▶ Goal of the exercise
Retype the records below exactly as they appear, but leave out any pictures.

>> start Supplied records

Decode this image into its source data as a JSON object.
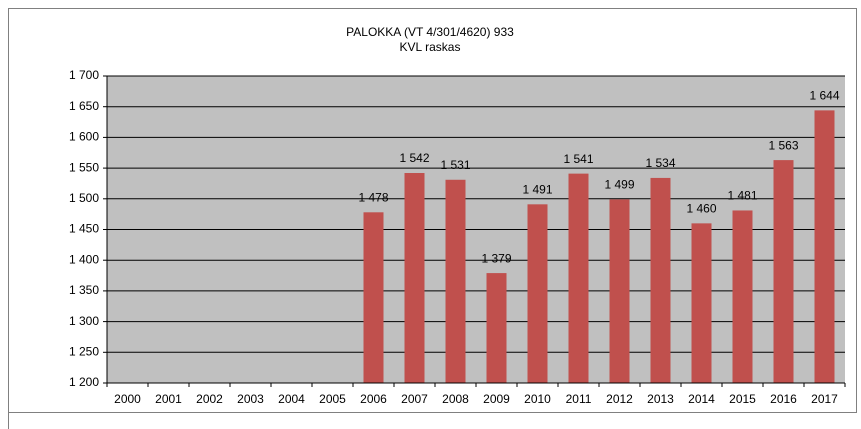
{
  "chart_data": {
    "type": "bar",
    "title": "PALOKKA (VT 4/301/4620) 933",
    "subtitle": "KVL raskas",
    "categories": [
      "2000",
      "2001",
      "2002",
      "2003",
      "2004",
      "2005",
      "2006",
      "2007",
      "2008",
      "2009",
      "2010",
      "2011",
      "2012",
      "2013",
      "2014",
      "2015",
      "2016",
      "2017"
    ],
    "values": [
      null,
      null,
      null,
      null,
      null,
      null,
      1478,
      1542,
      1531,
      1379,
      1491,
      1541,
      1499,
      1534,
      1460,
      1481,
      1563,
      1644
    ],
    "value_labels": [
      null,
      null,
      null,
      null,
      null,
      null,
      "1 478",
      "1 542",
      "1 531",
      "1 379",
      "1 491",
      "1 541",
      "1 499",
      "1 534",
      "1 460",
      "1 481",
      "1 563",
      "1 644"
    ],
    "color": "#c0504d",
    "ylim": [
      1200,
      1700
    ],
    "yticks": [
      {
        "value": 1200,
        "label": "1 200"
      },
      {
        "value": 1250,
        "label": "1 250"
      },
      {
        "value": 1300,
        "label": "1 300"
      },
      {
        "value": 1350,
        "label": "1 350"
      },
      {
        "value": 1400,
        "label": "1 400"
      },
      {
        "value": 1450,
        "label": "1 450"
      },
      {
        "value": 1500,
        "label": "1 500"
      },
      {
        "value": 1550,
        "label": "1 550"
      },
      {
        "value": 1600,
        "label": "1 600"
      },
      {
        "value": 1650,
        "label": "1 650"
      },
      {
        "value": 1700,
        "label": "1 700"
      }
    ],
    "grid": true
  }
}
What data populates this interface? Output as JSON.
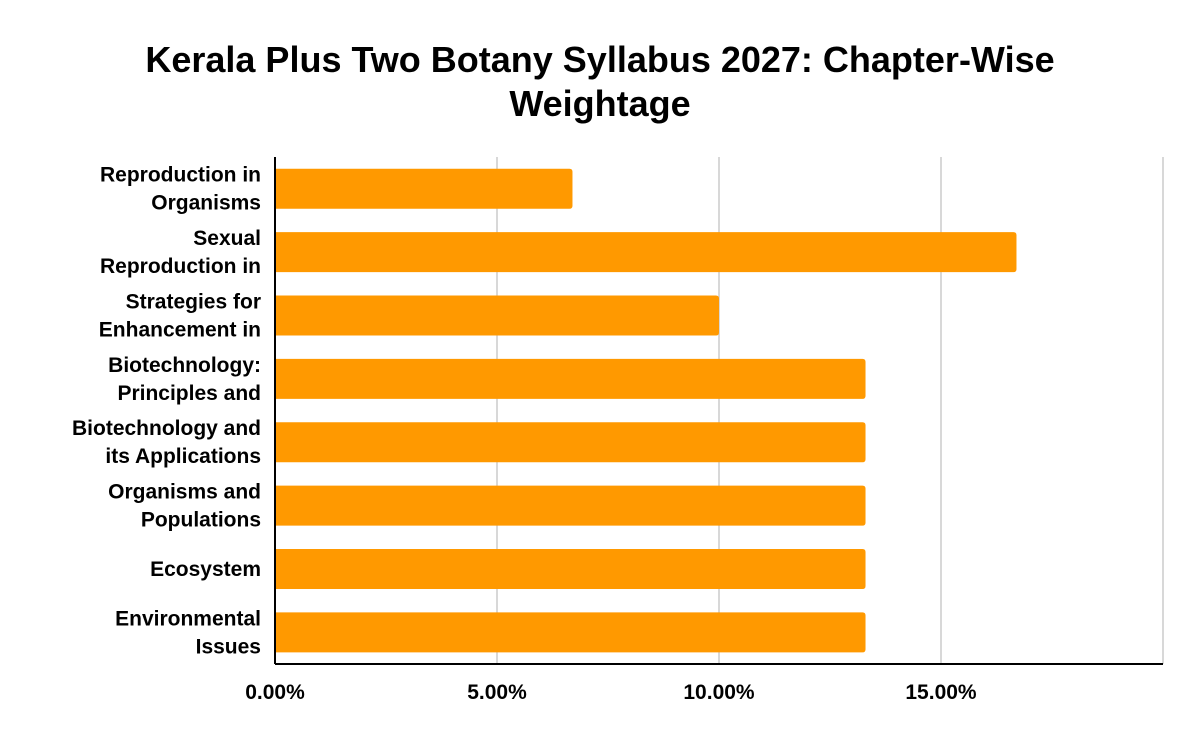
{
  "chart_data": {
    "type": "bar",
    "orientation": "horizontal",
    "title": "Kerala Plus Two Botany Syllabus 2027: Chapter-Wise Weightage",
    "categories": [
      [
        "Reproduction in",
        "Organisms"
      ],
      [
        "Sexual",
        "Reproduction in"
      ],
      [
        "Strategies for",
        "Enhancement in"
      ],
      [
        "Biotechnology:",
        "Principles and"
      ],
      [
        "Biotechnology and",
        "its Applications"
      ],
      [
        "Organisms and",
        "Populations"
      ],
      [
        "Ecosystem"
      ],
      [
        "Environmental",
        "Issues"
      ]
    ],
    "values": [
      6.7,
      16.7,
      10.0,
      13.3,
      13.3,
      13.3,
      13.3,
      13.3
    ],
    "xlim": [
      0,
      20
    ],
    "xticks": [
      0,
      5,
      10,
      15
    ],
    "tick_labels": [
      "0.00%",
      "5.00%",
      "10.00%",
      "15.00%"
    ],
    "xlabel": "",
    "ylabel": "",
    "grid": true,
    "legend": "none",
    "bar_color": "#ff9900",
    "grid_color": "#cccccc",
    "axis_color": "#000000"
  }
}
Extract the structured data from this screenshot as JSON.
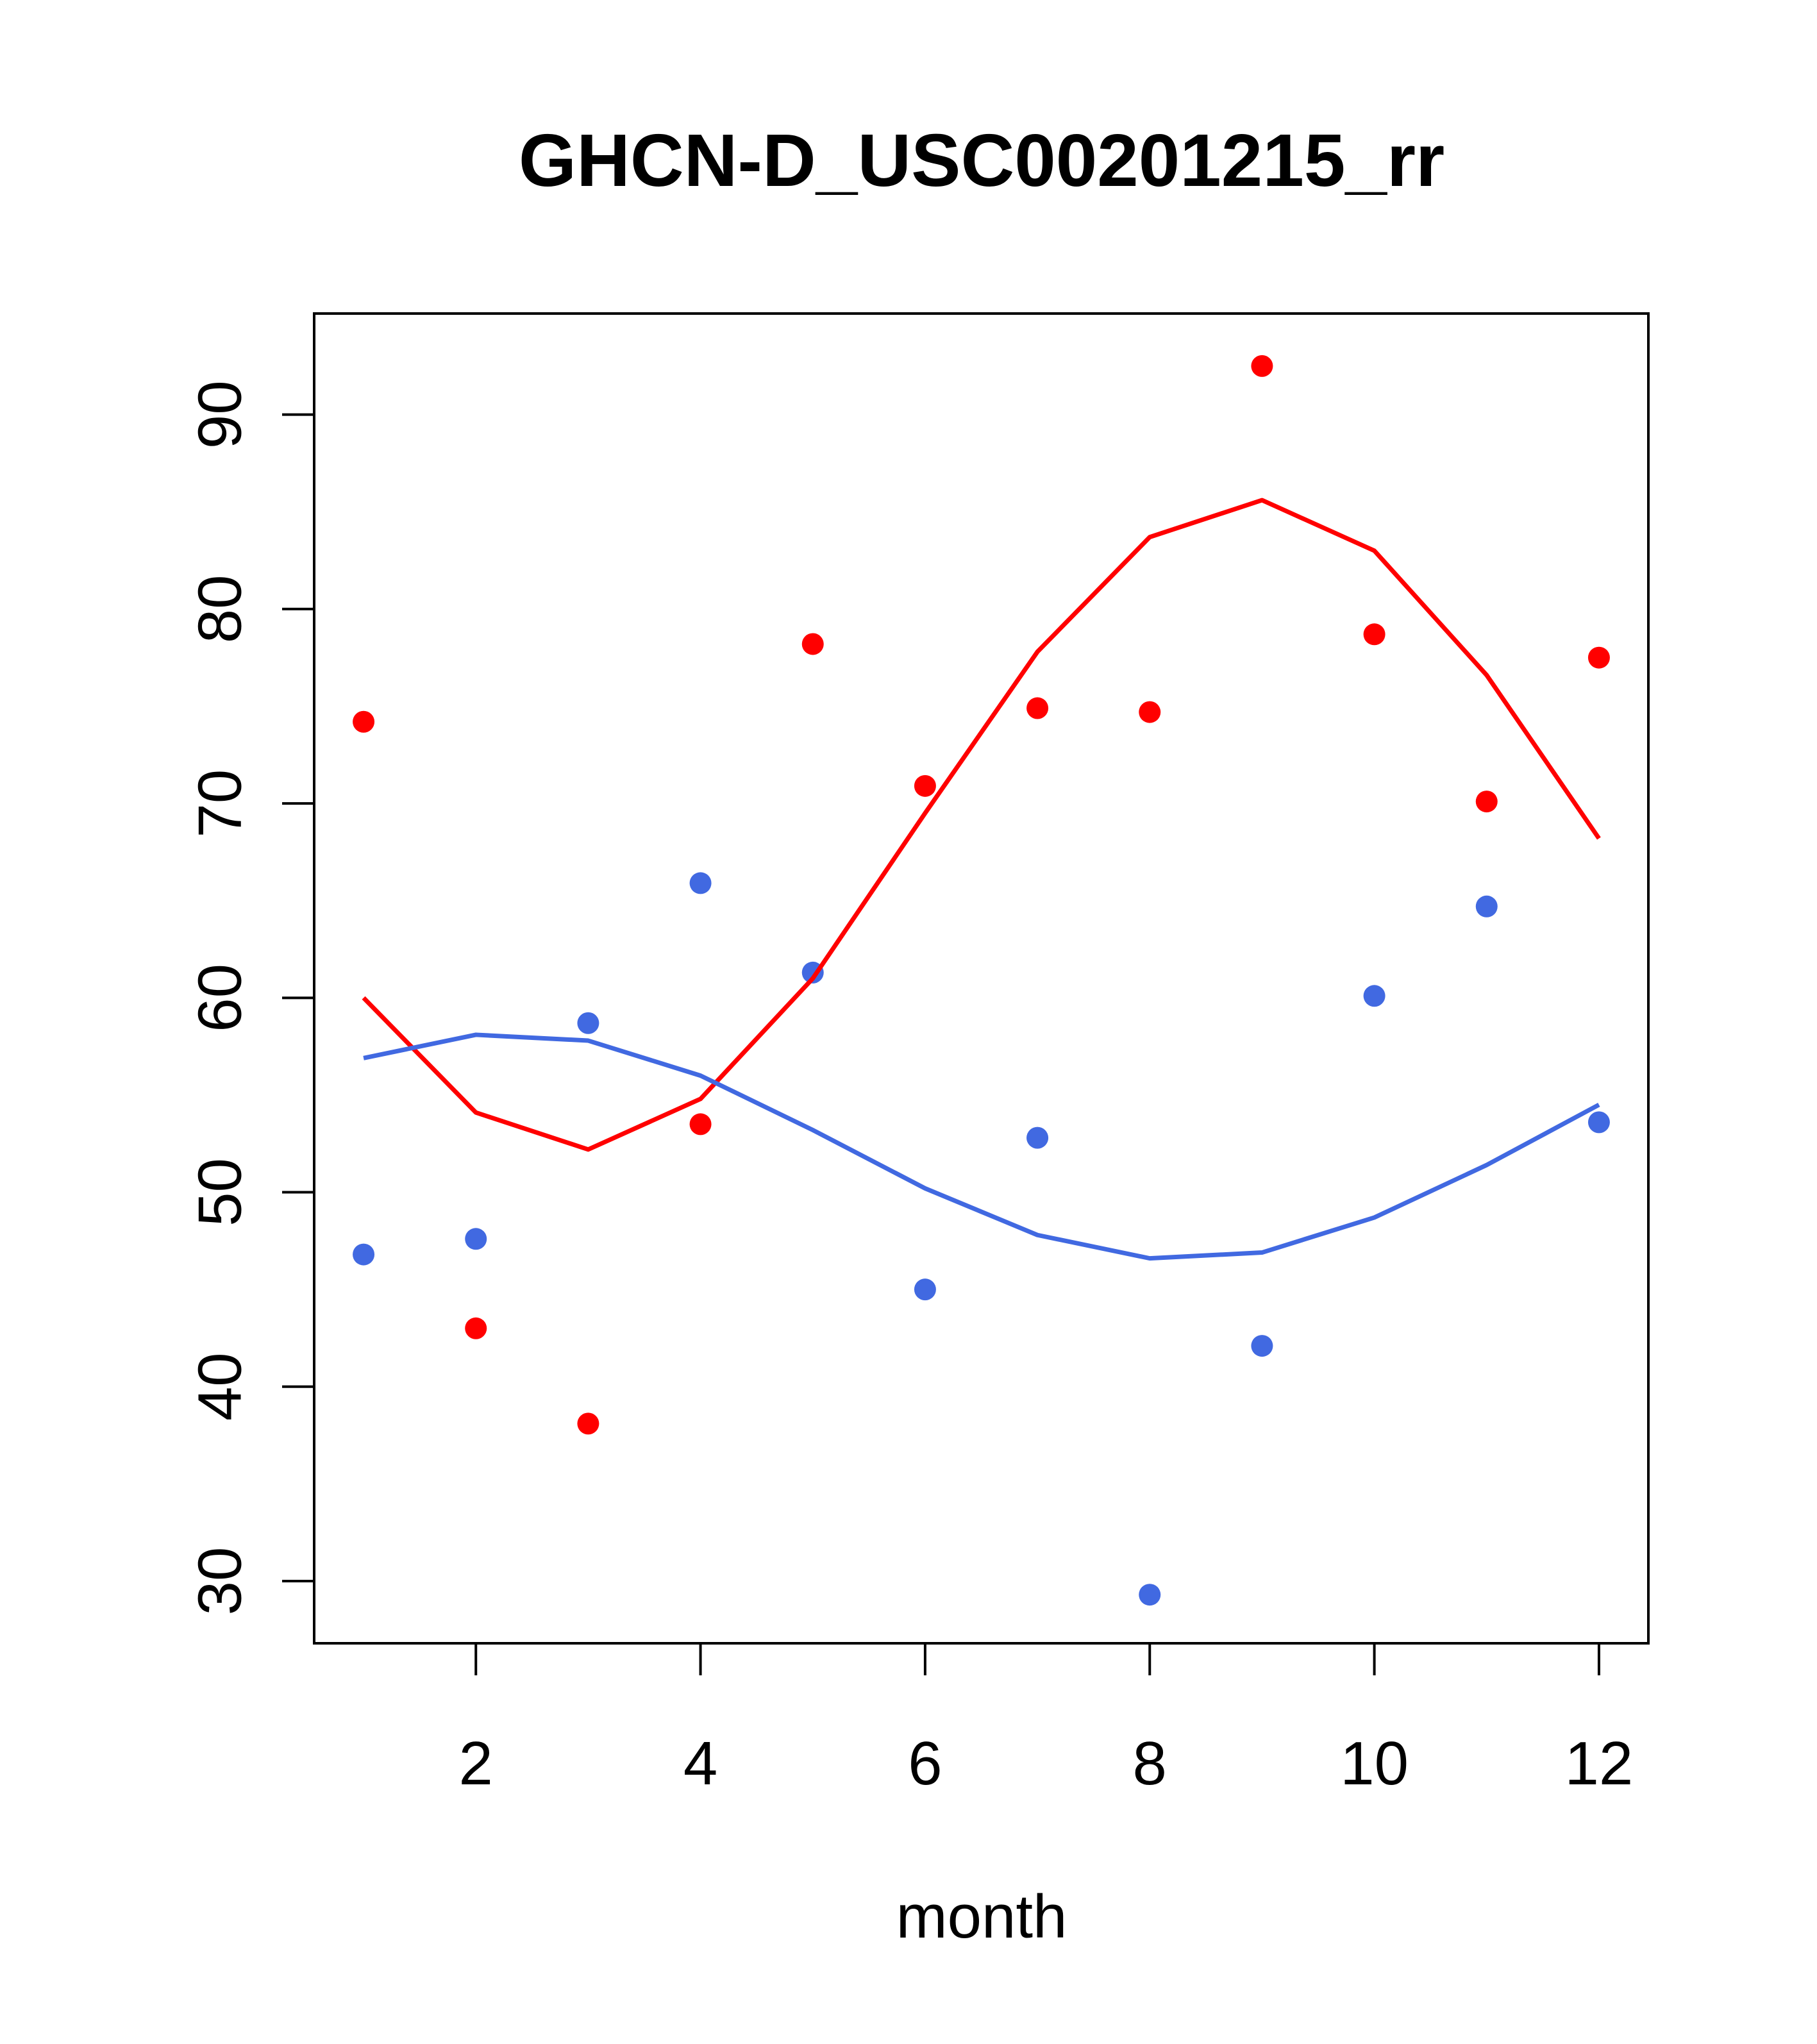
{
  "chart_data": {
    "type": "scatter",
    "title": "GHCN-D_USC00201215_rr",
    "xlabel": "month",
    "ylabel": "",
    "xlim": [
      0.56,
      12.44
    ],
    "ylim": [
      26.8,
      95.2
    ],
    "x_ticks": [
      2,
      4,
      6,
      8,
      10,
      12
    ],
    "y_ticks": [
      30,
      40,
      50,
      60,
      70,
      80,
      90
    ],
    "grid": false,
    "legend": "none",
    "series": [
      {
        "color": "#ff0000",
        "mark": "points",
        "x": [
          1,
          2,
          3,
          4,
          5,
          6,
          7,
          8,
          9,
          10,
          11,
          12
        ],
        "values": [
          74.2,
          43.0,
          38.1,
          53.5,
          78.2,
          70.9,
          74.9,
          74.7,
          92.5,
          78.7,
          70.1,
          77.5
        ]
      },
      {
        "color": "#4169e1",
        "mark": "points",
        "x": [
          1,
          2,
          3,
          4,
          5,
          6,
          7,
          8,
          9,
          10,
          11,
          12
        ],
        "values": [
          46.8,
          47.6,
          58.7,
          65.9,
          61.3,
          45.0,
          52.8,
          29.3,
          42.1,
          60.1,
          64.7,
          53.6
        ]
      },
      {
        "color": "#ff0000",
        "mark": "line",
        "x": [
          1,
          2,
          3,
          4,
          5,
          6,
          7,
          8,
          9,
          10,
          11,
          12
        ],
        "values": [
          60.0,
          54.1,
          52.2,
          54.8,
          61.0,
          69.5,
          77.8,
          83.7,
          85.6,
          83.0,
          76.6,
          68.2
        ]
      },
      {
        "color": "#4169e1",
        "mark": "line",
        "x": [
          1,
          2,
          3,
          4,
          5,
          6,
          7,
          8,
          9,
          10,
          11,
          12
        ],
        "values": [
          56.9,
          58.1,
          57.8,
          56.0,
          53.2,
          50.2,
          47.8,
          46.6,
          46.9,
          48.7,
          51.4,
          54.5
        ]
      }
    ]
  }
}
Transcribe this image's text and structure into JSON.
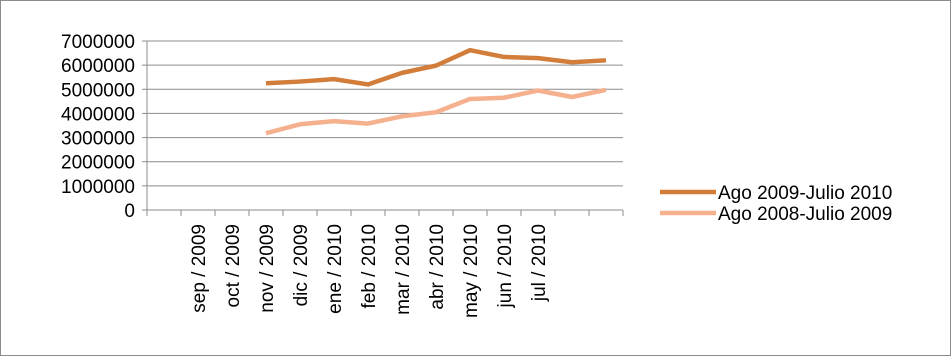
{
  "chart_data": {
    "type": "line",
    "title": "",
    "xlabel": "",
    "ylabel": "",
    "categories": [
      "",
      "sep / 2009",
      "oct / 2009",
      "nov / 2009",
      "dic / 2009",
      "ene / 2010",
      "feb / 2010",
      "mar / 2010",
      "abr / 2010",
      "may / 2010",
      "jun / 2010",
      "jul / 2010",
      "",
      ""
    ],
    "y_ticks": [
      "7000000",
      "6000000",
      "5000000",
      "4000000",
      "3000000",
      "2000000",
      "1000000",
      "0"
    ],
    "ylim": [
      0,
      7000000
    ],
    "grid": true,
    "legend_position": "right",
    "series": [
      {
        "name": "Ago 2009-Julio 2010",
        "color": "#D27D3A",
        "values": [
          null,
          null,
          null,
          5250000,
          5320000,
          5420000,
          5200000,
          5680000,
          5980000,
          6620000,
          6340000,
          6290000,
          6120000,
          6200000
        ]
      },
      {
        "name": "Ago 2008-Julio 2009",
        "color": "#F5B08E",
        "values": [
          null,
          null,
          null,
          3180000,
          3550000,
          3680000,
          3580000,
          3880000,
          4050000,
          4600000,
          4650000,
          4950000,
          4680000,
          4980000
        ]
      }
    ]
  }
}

>> end Supplied records

▶ Exercise response
Decode this image into its source data as a JSON object.
{
  "chart_data": {
    "type": "bar",
    "title": "PALOKKA (VT 4/301/4620) 933",
    "subtitle": "KVL raskas",
    "categories": [
      "2000",
      "2001",
      "2002",
      "2003",
      "2004",
      "2005",
      "2006",
      "2007",
      "2008",
      "2009",
      "2010",
      "2011",
      "2012",
      "2013",
      "2014",
      "2015",
      "2016",
      "2017"
    ],
    "values": [
      null,
      null,
      null,
      null,
      null,
      null,
      1478,
      1542,
      1531,
      1379,
      1491,
      1541,
      1499,
      1534,
      1460,
      1481,
      1563,
      1644
    ],
    "value_labels": [
      null,
      null,
      null,
      null,
      null,
      null,
      "1 478",
      "1 542",
      "1 531",
      "1 379",
      "1 491",
      "1 541",
      "1 499",
      "1 534",
      "1 460",
      "1 481",
      "1 563",
      "1 644"
    ],
    "color": "#c0504d",
    "ylim": [
      1200,
      1700
    ],
    "yticks": [
      {
        "value": 1200,
        "label": "1 200"
      },
      {
        "value": 1250,
        "label": "1 250"
      },
      {
        "value": 1300,
        "label": "1 300"
      },
      {
        "value": 1350,
        "label": "1 350"
      },
      {
        "value": 1400,
        "label": "1 400"
      },
      {
        "value": 1450,
        "label": "1 450"
      },
      {
        "value": 1500,
        "label": "1 500"
      },
      {
        "value": 1550,
        "label": "1 550"
      },
      {
        "value": 1600,
        "label": "1 600"
      },
      {
        "value": 1650,
        "label": "1 650"
      },
      {
        "value": 1700,
        "label": "1 700"
      }
    ],
    "grid": true
  }
}
What data populates this interface? Output as JSON.
{
  "chart_data": {
    "type": "bar",
    "orientation": "horizontal",
    "title": "Kerala Plus Two Botany Syllabus 2027: Chapter-Wise Weightage",
    "categories": [
      [
        "Reproduction in",
        "Organisms"
      ],
      [
        "Sexual",
        "Reproduction in"
      ],
      [
        "Strategies for",
        "Enhancement in"
      ],
      [
        "Biotechnology:",
        "Principles and"
      ],
      [
        "Biotechnology and",
        "its Applications"
      ],
      [
        "Organisms and",
        "Populations"
      ],
      [
        "Ecosystem"
      ],
      [
        "Environmental",
        "Issues"
      ]
    ],
    "values": [
      6.7,
      16.7,
      10.0,
      13.3,
      13.3,
      13.3,
      13.3,
      13.3
    ],
    "xlim": [
      0,
      20
    ],
    "xticks": [
      0,
      5,
      10,
      15
    ],
    "tick_labels": [
      "0.00%",
      "5.00%",
      "10.00%",
      "15.00%"
    ],
    "xlabel": "",
    "ylabel": "",
    "grid": true,
    "legend": "none",
    "bar_color": "#ff9900",
    "grid_color": "#cccccc",
    "axis_color": "#000000"
  }
}
Extract the structured data from this screenshot as JSON.
{
  "chart_data": {
    "type": "scatter",
    "title": "GHCN-D_USC00201215_rr",
    "xlabel": "month",
    "ylabel": "",
    "xlim": [
      0.56,
      12.44
    ],
    "ylim": [
      26.8,
      95.2
    ],
    "x_ticks": [
      2,
      4,
      6,
      8,
      10,
      12
    ],
    "y_ticks": [
      30,
      40,
      50,
      60,
      70,
      80,
      90
    ],
    "grid": false,
    "legend": "none",
    "series": [
      {
        "color": "#ff0000",
        "mark": "points",
        "x": [
          1,
          2,
          3,
          4,
          5,
          6,
          7,
          8,
          9,
          10,
          11,
          12
        ],
        "values": [
          74.2,
          43.0,
          38.1,
          53.5,
          78.2,
          70.9,
          74.9,
          74.7,
          92.5,
          78.7,
          70.1,
          77.5
        ]
      },
      {
        "color": "#4169e1",
        "mark": "points",
        "x": [
          1,
          2,
          3,
          4,
          5,
          6,
          7,
          8,
          9,
          10,
          11,
          12
        ],
        "values": [
          46.8,
          47.6,
          58.7,
          65.9,
          61.3,
          45.0,
          52.8,
          29.3,
          42.1,
          60.1,
          64.7,
          53.6
        ]
      },
      {
        "color": "#ff0000",
        "mark": "line",
        "x": [
          1,
          2,
          3,
          4,
          5,
          6,
          7,
          8,
          9,
          10,
          11,
          12
        ],
        "values": [
          60.0,
          54.1,
          52.2,
          54.8,
          61.0,
          69.5,
          77.8,
          83.7,
          85.6,
          83.0,
          76.6,
          68.2
        ]
      },
      {
        "color": "#4169e1",
        "mark": "line",
        "x": [
          1,
          2,
          3,
          4,
          5,
          6,
          7,
          8,
          9,
          10,
          11,
          12
        ],
        "values": [
          56.9,
          58.1,
          57.8,
          56.0,
          53.2,
          50.2,
          47.8,
          46.6,
          46.9,
          48.7,
          51.4,
          54.5
        ]
      }
    ]
  }
}
Transcribe this image's text and structure into JSON.
{
  "chart_data": {
    "type": "line",
    "title": "",
    "xlabel": "",
    "ylabel": "",
    "categories": [
      "",
      "sep / 2009",
      "oct / 2009",
      "nov / 2009",
      "dic / 2009",
      "ene / 2010",
      "feb / 2010",
      "mar / 2010",
      "abr / 2010",
      "may / 2010",
      "jun / 2010",
      "jul / 2010",
      "",
      ""
    ],
    "y_ticks": [
      "7000000",
      "6000000",
      "5000000",
      "4000000",
      "3000000",
      "2000000",
      "1000000",
      "0"
    ],
    "ylim": [
      0,
      7000000
    ],
    "grid": true,
    "legend_position": "right",
    "series": [
      {
        "name": "Ago 2009-Julio 2010",
        "color": "#D27D3A",
        "values": [
          null,
          null,
          null,
          5250000,
          5320000,
          5420000,
          5200000,
          5680000,
          5980000,
          6620000,
          6340000,
          6290000,
          6120000,
          6200000
        ]
      },
      {
        "name": "Ago 2008-Julio 2009",
        "color": "#F5B08E",
        "values": [
          null,
          null,
          null,
          3180000,
          3550000,
          3680000,
          3580000,
          3880000,
          4050000,
          4600000,
          4650000,
          4950000,
          4680000,
          4980000
        ]
      }
    ]
  }
}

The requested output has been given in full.